SOURCE EXCERPT >>

<<<<

No, it's not just that Trump's own intellectual baseline is so low. It's that Republican voters have lost the ability to notice when someone isn't making sense, because they've fried their minds with right-wing propaganda. At best, these voters ingest a regular diet of Fox News fantasia, where millions of migrants are setting cities on fire in between casting illegal ballots. But the hardcore Trump fans, the ones who follow him around the country and buy merch at his rallies, go much deeper into the black hole. They live in a world where QAnoners announce the return of JFK Jr. as Trump's running mate and Newsmax hosts explain that Taylor Swift was making "Satanic hand gestures" at the Super Bowl.

Conservative arguments have long based on shoddy evidence, but once upon a time their exponents tried to pound them into a logic-shaped appearance. Now it's all just emotions, a series of post-verbal impulses to hate, fear, bullying and lashing out at phantoms. There's a real "Living Dead" component to it, except screaming "woooooooke," instead of "braaaaainnns." Watching the audience at a Trump rally, it's clear they're half-listening, at best. His speeches could be composed of a series of words pulled at random, but as long as he drops in the key terms that get their juices flowing — "migrant," "crime," "Pelosi," "retribution" — they cheer wildly. It's why there's a musical soundtrack under his speeches — to let the audiences know the moment is very dramatic, even if they have no idea what Trump is going on about.

>>>>

WORK TO BE COMPLETED >>
Continue the commentary on Trump supporters and right-wing media above, starting after its final sentence.

MATERIAL PROVIDED >>
<<<<

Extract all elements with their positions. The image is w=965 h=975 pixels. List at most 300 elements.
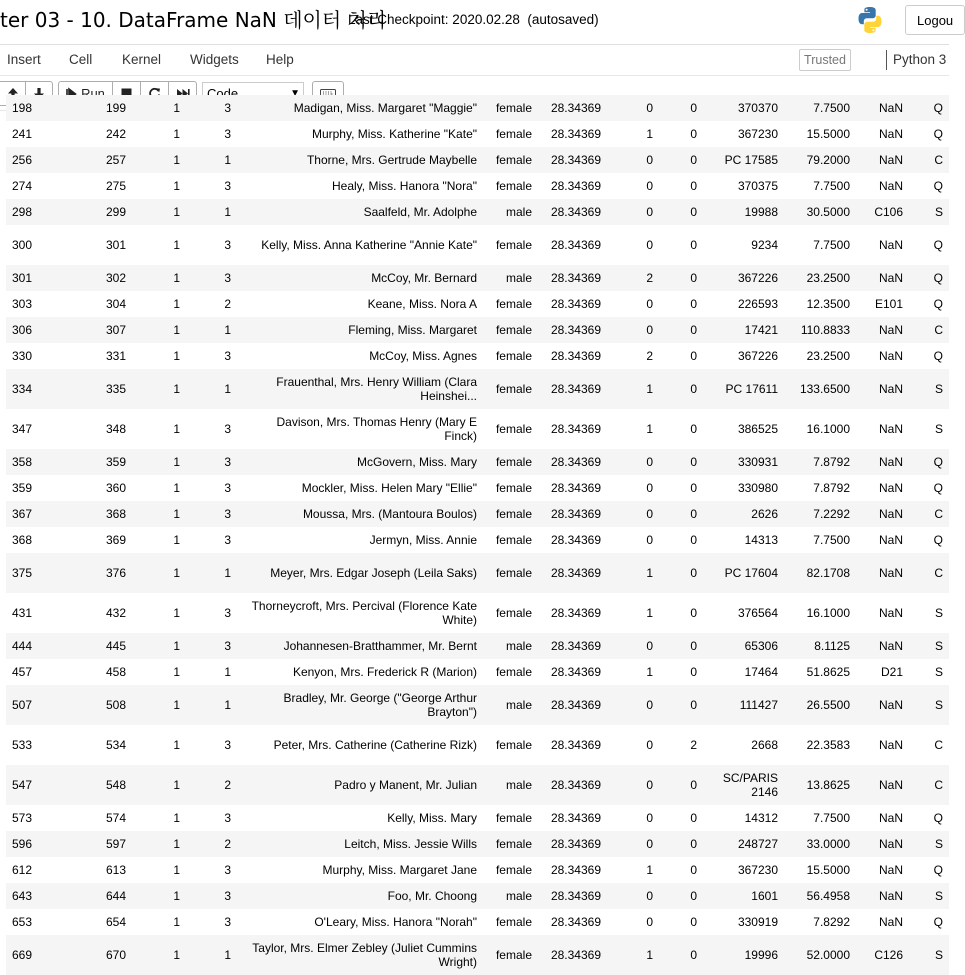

>>>>

WRITTEN ANSWER >>
Even right-wing conspiracy theories aren't what they used to be. It was certainly hard to follow the "Benghazi" conspiracy theory, for instance, but you could tell that the people making that soap opera up were trying to create a storyline. With Trump's Big Lie, however, there's always been a remarkable lack of specifics about how the supposed theft of a national election even happened. There were a few half-baked efforts to falsify evidence, but more as an excuse to terrorize election workers like Shaye Moss and Ruby Freeman than to create a convincing narrative of causality. To this day, when reporters ask Big Lie proponents how the election was stolen, they dodge the question and just claim there was something "fishy" about the 2020 returns.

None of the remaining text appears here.